## Problem to work on:
Exactly as given, repeat all of the entries.

(Stored entries)
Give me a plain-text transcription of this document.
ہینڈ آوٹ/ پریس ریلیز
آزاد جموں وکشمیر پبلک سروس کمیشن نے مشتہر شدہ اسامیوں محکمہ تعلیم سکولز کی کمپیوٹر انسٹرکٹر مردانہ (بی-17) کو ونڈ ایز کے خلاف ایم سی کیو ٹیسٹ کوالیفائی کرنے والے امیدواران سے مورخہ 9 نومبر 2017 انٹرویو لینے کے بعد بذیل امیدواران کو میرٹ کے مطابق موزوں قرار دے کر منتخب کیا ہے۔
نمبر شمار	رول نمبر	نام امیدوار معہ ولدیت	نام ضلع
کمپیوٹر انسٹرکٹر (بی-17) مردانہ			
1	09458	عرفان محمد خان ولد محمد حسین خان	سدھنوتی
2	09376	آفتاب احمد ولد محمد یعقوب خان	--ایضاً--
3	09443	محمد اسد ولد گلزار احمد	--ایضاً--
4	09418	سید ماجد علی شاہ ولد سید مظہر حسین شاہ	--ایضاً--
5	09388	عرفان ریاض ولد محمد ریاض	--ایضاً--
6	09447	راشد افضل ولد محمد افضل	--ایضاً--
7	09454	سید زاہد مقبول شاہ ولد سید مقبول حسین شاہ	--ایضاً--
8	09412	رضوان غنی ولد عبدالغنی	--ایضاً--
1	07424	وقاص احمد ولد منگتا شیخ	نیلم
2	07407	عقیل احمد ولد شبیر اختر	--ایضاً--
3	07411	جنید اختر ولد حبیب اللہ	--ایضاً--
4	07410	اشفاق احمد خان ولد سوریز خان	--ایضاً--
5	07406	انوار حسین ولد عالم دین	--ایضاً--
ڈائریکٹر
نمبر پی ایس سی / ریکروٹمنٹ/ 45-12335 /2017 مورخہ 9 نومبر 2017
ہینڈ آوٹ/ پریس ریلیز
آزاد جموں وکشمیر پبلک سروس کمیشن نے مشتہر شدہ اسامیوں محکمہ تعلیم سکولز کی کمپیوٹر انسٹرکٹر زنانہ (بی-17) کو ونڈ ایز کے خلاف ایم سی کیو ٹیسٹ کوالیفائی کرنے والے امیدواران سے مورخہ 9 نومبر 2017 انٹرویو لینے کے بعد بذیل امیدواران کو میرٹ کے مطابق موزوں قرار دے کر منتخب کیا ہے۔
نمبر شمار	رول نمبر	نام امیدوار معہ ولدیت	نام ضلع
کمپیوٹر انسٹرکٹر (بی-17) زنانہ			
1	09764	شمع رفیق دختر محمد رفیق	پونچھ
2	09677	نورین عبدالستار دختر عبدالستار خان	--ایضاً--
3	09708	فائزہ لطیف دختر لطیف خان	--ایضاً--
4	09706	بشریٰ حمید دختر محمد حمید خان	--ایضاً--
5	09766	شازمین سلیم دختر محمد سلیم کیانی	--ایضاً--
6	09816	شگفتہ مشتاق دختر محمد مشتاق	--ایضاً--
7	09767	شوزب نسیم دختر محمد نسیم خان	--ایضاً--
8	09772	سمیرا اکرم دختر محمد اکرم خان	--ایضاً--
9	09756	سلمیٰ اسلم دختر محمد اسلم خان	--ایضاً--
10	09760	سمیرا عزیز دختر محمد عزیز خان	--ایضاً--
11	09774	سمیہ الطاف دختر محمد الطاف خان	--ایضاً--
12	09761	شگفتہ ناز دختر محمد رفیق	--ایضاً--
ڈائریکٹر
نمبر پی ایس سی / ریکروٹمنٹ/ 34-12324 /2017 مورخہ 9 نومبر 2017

## Solution to this exercise:
Give me a plain-text transcription of this document.
ہینڈ آوٹ/ پریس ریلیز
آزاد جموں وکشمیر پبلک سروس کمیشن نے مشتہر شدہ اسامیوں محکمہ تعلیم سکولز کی کمپیوٹر انسٹرکٹر مردانہ (بی-17) کو ونڈ ایز کے خلاف ایم سی کیو ٹیسٹ کوالیفائی کرنے والے امیدواران سے مورخہ 9 نومبر 2017 انٹرویو لینے کے بعد بذیل امیدواران کو میرٹ کے مطابق موزوں قرار دے کر منتخب کیا ہے۔
نمبر شمار	رول نمبر	نام امیدوار معہ ولدیت	نام ضلع
کمپیوٹر انسٹرکٹر (بی-17) مردانہ			
1	09458	عرفان محمد خان ولد محمد حسین خان	سدھنوتی
2	09376	آفتاب احمد ولد محمد یعقوب خان	--ایضاً--
3	09443	محمد اسد ولد گلزار احمد	--ایضاً--
4	09418	سید ماجد علی شاہ ولد سید مظہر حسین شاہ	--ایضاً--
5	09388	عرفان ریاض ولد محمد ریاض	--ایضاً--
6	09447	راشد افضل ولد محمد افضل	--ایضاً--
7	09454	سید زاہد مقبول شاہ ولد سید مقبول حسین شاہ	--ایضاً--
8	09412	رضوان غنی ولد عبدالغنی	--ایضاً--
1	07424	وقاص احمد ولد منگتا شیخ	نیلم
2	07407	عقیل احمد ولد شبیر اختر	--ایضاً--
3	07411	جنید اختر ولد حبیب اللہ	--ایضاً--
4	07410	اشفاق احمد خان ولد سوریز خان	--ایضاً--
5	07406	انوار حسین ولد عالم دین	--ایضاً--
ڈائریکٹر
نمبر پی ایس سی / ریکروٹمنٹ/ 45-12335 /2017 مورخہ 9 نومبر 2017
ہینڈ آوٹ/ پریس ریلیز
آزاد جموں وکشمیر پبلک سروس کمیشن نے مشتہر شدہ اسامیوں محکمہ تعلیم سکولز کی کمپیوٹر انسٹرکٹر زنانہ (بی-17) کو ونڈ ایز کے خلاف ایم سی کیو ٹیسٹ کوالیفائی کرنے والے امیدواران سے مورخہ 9 نومبر 2017 انٹرویو لینے کے بعد بذیل امیدواران کو میرٹ کے مطابق موزوں قرار دے کر منتخب کیا ہے۔
نمبر شمار	رول نمبر	نام امیدوار معہ ولدیت	نام ضلع
کمپیوٹر انسٹرکٹر (بی-17) زنانہ			
1	09764	شمع رفیق دختر محمد رفیق	پونچھ
2	09677	نورین عبدالستار دختر عبدالستار خان	--ایضاً--
3	09708	فائزہ لطیف دختر لطیف خان	--ایضاً--
4	09706	بشریٰ حمید دختر محمد حمید خان	--ایضاً--
5	09766	شازمین سلیم دختر محمد سلیم کیانی	--ایضاً--
6	09816	شگفتہ مشتاق دختر محمد مشتاق	--ایضاً--
7	09767	شوزب نسیم دختر محمد نسیم خان	--ایضاً--
8	09772	سمیرا اکرم دختر محمد اکرم خان	--ایضاً--
9	09756	سلمیٰ اسلم دختر محمد اسلم خان	--ایضاً--
10	09760	سمیرا عزیز دختر محمد عزیز خان	--ایضاً--
11	09774	سمیہ الطاف دختر محمد الطاف خان	--ایضاً--
12	09761	شگفتہ ناز دختر محمد رفیق	--ایضاً--
ڈائریکٹر
نمبر پی ایس سی / ریکروٹمنٹ/ 34-12324 /2017 مورخہ 9 نومبر 2017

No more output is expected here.